─── TEXT TO READ ───

Since then, the boundary between the individual and the state, between privacy and law enforcement, has been tested by the collision of two forces: the nature of criminal activity (liquor, drugs, terrorism) and the advance of technology (the automobile, the telephone, the Internet). Sometimes the courts succeed at adapting the constitutional principles to the shifting circumstances of the modern world. But when the judges fail, the line defining constitutional freedoms blurs and meanders in a confused landscape.
So it has been with respect to vehicles, where courts have wrestled with two key questions: What circumstances justify a stop and a warrantless search, and how extensive can the search be?
If a stop is illegal, so is the subsequent search, and judges have therefore been drawn into parsing the circumstances of case after case to assemble a jigsaw puzzle of rules. Many devised by the pro-police Rehnquist Court are permissive, but one bedrock standard remains from 1925: To pull a car over, police must have probable cause or reasonable suspicion to believe that a law has been broken. This was redefined in 1990 to include an anonymous tip, plus some corroboration.20 But it precludes just picking vehicles for random checks, or “suspicionless stops,” a tactic that often involves racial or ethnic profiling.21
That’s the theory. In practice, it’s easy enough to find virtually anybody in a traffic violation, since hardly anyone obeys speed limits, for example, or comes to a full halt at stop signs. In neighborhoods where the Power Shift operates, there is no shortage of other infractions as well, from tinted windows to broken taillights to beads hanging from rearview mirrors. In effect, the police can find cause to pull over practically any driver they choose, a tactic permitted under a long line of Supreme Court cases allowing traffic stops for ulterior purposes.22
Purely suspicionless stops, however, are allowed only if everyone gets stopped, as at a checkpoint, and only to investigate certain noncriminal matters. The Court has approved police roadblocks to check for drunken drivers,23 for illegal immigrants,24 and for invalid licenses and registrations,25 but not for drugs.26 The exception to these rules comes during “exigent circumstances” after a crime, when police can use checkpoints to capture an escaping car.
Then comes the question of what police can do once they make a stop. They can look through the windows, and if they see something illegal “in plain view,” such as a bag of crack or the handle of a gun, they have probable cause to search the vehicle. They can take a good whiff and if they smell marijuana, for example, they may search on that basis—“plain odor,”27 a variation of the “plain view” and “plain feel” concepts. They can even bring a drug-detecting dog to the scene, if they do so promptly.

───

DIRECTIVE A → Please copy the entries word for word, starting at their first line and stopping after the line that contains "x-tick-label: 17 Jan".

─── INPUT ───

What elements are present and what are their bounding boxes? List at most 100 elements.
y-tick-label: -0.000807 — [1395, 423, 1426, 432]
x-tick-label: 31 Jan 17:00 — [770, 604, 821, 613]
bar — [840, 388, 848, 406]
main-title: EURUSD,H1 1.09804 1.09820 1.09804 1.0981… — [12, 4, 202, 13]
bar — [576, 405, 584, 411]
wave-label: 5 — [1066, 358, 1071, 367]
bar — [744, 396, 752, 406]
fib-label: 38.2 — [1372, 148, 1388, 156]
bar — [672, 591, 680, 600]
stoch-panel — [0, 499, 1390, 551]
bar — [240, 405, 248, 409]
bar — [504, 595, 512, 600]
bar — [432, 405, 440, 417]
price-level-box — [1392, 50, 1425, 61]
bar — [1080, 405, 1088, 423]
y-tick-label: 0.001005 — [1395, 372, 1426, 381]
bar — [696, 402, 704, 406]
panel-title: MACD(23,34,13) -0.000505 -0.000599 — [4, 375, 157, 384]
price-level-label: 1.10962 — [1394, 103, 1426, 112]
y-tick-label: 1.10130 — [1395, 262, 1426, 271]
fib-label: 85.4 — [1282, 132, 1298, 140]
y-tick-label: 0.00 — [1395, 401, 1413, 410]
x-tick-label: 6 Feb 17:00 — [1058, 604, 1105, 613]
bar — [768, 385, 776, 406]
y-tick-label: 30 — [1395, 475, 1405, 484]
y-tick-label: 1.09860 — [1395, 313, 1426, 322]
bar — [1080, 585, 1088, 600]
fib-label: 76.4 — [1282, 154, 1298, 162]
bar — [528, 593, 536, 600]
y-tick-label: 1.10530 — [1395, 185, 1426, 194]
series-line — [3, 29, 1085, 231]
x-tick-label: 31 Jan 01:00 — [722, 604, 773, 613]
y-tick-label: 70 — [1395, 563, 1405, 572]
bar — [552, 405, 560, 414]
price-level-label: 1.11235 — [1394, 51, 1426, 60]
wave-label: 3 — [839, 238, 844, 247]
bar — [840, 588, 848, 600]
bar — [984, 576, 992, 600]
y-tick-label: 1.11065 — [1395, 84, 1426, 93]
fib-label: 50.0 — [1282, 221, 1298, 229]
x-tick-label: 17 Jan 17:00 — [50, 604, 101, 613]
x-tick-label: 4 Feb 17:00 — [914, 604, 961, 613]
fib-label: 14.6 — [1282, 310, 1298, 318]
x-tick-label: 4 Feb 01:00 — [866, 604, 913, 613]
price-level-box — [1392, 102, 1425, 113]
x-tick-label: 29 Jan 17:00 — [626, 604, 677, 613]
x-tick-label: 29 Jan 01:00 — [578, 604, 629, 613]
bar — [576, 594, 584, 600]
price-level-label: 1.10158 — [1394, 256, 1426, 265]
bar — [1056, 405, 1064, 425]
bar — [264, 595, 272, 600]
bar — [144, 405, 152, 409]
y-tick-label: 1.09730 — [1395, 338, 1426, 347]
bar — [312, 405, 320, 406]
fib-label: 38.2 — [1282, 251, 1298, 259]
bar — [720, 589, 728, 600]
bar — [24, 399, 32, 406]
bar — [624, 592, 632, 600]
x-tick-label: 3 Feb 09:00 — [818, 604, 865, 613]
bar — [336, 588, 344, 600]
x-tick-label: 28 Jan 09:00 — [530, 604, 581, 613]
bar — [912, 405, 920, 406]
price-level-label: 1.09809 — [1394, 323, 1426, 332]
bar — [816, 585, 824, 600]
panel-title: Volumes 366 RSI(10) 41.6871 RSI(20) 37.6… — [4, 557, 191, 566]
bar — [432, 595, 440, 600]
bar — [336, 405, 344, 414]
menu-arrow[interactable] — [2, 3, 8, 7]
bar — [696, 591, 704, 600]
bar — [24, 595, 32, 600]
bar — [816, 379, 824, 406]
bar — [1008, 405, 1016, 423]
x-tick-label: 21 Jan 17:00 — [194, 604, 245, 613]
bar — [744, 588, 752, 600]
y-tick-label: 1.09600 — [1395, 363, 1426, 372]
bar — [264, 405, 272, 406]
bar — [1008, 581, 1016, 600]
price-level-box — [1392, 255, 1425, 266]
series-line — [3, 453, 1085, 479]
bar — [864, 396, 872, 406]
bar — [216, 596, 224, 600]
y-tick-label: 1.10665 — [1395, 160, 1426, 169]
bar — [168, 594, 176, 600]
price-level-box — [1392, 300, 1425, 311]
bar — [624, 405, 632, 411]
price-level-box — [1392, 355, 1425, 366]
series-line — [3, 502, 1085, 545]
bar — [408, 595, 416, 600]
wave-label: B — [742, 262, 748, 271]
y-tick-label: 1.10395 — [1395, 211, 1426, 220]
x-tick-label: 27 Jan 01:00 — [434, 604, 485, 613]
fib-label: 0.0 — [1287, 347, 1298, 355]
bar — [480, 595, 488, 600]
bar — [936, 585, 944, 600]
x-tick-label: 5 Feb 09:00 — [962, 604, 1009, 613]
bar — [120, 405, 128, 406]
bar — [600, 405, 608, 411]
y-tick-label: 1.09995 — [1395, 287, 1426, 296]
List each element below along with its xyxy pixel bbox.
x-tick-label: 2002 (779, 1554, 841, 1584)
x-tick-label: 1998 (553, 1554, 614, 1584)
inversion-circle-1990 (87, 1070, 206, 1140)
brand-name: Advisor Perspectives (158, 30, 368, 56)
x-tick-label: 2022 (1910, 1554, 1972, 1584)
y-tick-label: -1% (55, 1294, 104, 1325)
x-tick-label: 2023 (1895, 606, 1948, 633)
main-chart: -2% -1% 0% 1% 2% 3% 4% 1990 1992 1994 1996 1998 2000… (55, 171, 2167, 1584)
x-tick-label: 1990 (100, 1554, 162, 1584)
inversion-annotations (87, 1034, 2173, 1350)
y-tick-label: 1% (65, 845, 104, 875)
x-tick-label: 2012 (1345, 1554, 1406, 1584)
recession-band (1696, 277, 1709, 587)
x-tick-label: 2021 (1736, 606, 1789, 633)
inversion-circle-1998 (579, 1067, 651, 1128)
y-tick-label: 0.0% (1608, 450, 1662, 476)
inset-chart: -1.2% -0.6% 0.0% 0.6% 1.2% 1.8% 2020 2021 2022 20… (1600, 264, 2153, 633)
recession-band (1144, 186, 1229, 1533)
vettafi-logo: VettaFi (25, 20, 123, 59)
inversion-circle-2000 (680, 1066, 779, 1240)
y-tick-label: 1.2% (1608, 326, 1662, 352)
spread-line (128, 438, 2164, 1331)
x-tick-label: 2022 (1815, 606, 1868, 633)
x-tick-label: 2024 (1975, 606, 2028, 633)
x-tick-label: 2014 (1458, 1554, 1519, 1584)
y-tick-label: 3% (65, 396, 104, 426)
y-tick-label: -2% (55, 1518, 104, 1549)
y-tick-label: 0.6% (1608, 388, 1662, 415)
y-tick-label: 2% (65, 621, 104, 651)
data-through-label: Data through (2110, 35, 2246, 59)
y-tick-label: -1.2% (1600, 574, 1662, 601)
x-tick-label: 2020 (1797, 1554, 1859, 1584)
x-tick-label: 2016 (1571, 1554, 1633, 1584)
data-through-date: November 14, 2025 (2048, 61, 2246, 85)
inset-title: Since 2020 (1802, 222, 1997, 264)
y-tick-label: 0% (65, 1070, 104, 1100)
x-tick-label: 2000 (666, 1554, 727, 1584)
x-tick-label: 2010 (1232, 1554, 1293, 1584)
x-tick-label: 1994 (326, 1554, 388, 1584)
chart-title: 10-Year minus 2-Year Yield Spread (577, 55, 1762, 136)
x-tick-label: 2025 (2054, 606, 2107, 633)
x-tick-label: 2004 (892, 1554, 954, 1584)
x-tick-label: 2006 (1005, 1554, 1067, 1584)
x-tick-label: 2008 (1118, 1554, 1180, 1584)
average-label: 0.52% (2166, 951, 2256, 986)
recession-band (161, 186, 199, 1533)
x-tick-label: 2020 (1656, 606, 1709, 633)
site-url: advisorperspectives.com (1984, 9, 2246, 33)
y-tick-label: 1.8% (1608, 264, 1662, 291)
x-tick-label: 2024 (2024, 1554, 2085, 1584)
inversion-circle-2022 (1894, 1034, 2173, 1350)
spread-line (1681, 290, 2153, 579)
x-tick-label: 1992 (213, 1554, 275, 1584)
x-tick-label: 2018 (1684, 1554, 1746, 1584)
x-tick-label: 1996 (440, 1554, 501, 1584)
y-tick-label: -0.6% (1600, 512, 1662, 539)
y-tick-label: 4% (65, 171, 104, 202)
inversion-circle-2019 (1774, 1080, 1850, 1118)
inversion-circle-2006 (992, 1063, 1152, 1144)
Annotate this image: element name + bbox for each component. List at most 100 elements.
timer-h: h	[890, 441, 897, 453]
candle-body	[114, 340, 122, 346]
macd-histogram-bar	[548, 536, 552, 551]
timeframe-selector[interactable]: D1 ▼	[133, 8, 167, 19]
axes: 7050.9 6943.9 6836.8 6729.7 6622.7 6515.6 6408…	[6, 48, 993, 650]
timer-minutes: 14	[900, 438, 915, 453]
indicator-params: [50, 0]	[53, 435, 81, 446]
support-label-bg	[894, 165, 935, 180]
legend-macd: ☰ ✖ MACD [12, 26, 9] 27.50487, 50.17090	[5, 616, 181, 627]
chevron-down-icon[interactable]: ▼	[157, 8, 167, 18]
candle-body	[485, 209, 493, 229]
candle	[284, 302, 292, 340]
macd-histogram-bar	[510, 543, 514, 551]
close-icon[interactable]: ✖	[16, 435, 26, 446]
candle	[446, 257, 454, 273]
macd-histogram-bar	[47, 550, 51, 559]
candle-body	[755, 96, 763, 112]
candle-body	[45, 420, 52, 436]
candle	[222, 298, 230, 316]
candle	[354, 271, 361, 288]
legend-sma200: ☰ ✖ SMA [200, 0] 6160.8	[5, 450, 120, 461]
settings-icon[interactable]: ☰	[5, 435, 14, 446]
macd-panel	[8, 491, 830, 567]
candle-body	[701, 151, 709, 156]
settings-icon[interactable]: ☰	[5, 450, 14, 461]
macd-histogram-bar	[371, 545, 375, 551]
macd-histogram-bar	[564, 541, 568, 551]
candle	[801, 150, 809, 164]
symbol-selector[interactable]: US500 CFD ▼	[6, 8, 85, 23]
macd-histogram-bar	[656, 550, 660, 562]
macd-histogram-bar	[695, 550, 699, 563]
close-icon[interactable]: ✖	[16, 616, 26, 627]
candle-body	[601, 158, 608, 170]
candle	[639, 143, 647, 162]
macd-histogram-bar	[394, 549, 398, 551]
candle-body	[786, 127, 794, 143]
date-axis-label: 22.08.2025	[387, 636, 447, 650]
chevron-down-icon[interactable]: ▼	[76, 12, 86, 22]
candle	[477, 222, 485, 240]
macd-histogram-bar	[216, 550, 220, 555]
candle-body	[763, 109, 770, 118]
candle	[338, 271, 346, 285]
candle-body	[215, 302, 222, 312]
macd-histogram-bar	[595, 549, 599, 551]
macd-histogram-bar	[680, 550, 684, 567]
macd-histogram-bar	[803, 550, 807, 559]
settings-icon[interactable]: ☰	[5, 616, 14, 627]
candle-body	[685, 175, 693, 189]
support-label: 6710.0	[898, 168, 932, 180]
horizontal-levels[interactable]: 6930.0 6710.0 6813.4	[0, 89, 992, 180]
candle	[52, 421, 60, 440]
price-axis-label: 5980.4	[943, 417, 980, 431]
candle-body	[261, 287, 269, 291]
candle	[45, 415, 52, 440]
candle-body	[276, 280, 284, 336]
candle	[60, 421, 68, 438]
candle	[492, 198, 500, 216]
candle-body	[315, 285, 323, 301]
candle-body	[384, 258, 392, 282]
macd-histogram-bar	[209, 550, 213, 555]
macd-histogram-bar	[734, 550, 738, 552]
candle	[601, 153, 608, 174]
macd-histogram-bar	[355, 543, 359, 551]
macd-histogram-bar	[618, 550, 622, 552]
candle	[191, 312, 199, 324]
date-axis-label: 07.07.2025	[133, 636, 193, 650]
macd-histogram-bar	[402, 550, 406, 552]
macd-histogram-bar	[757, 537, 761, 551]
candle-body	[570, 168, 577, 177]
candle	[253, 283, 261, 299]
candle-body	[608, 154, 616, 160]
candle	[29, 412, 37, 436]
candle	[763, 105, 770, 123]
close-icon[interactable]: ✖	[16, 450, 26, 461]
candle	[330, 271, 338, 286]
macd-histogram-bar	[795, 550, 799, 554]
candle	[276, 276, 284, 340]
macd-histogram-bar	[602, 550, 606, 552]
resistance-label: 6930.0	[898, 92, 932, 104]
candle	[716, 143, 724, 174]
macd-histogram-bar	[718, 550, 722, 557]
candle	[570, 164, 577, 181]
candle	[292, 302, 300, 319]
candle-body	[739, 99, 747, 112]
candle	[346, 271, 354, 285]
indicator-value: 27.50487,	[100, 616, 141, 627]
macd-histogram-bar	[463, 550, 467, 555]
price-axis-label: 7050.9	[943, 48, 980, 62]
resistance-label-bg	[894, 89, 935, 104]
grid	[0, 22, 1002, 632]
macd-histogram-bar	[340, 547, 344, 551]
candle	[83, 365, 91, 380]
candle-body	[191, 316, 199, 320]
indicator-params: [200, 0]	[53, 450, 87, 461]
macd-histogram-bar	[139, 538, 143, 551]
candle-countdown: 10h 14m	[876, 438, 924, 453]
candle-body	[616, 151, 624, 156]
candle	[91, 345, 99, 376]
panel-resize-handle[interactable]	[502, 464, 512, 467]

───

DIRECTIVE B → Go on with the passage about police stops and searches of vehicles, picking up right after its last sentence.

TASK OUTPUT A →
What elements are present and what are their bounding boxes? List at most 100 elements.
y-tick-label: -0.000807 — [1395, 423, 1426, 432]
x-tick-label: 31 Jan 17:00 — [770, 604, 821, 613]
bar — [840, 388, 848, 406]
main-title: EURUSD,H1 1.09804 1.09820 1.09804 1.0981… — [12, 4, 202, 13]
bar — [576, 405, 584, 411]
wave-label: 5 — [1066, 358, 1071, 367]
bar — [744, 396, 752, 406]
fib-label: 38.2 — [1372, 148, 1388, 156]
bar — [672, 591, 680, 600]
stoch-panel — [0, 499, 1390, 551]
bar — [240, 405, 248, 409]
bar — [504, 595, 512, 600]
bar — [432, 405, 440, 417]
price-level-box — [1392, 50, 1425, 61]
bar — [1080, 405, 1088, 423]
y-tick-label: 0.001005 — [1395, 372, 1426, 381]
bar — [696, 402, 704, 406]
panel-title: MACD(23,34,13) -0.000505 -0.000599 — [4, 375, 157, 384]
price-level-label: 1.10962 — [1394, 103, 1426, 112]
y-tick-label: 1.10130 — [1395, 262, 1426, 271]
fib-label: 85.4 — [1282, 132, 1298, 140]
y-tick-label: 0.00 — [1395, 401, 1413, 410]
x-tick-label: 6 Feb 17:00 — [1058, 604, 1105, 613]
bar — [768, 385, 776, 406]
y-tick-label: 30 — [1395, 475, 1405, 484]
y-tick-label: 1.09860 — [1395, 313, 1426, 322]
bar — [1080, 585, 1088, 600]
fib-label: 76.4 — [1282, 154, 1298, 162]
bar — [528, 593, 536, 600]
y-tick-label: 1.10530 — [1395, 185, 1426, 194]
series-line — [3, 29, 1085, 231]
x-tick-label: 31 Jan 01:00 — [722, 604, 773, 613]
y-tick-label: 70 — [1395, 563, 1405, 572]
bar — [552, 405, 560, 414]
price-level-label: 1.11235 — [1394, 51, 1426, 60]
wave-label: 3 — [839, 238, 844, 247]
bar — [840, 588, 848, 600]
bar — [984, 576, 992, 600]
y-tick-label: 1.11065 — [1395, 84, 1426, 93]
fib-label: 50.0 — [1282, 221, 1298, 229]
x-tick-label: 17 Jan 17:00 — [50, 604, 101, 613]

TASK OUTPUT B →
In 2005, the Court ruled that a car stopped for speeding could be checked by a dog without probable cause, because that alone was not a “search” as long as it was done without delaying the motorist unduly. Roy I. Caballes had been pulled over for speeding by an Illinois state trooper, who was writing a warning ticket when another trooper arrived and walked his drug-sniffing dog around the car. The Illinois Supreme Court ruled that use of the dog converted a traffic stop into a drug investigation without justification. But the U.S. Supreme Court decided six to two that when the dog smelled drugs, probable cause was established for the trunk to be opened and searched and the marijuana found inside introduced as evidence.28
Since warrantless searches were based on the rationale that cars could be driven away, containers inside were another issue altogether. They could be held unopened while police obtained a judge’s signature, and so they enjoyed Fourth Amendment protection. That was the ruling in a 1977 case involving Joseph Chadwick, who was arrested by federal agents, after arriving by train in Boston, on a tip that his heavy, double-padlocked footlocker was leaking talcum powder, often used to neutralize the smell of marijuana. Meeting the train, narcotics agents brought in a dog, which signaled the presence of drugs in the footlocker. They waited until Chadwick claimed his chest, put it in the trunk of his car, and drove off. When they stopped him and seized his car, they did not bother with a search warrant, but ninety minutes later simply opened the footlocker. It contained marijuana, which the Court excluded as evidence, declaring, in the opinion by Chief Justice Warren Burger, “No less than one who locks the doors of his home against intruders, one who safeguards his personal possessions in this manner is due the protection of the Fourth Amendment Warrant Clause.”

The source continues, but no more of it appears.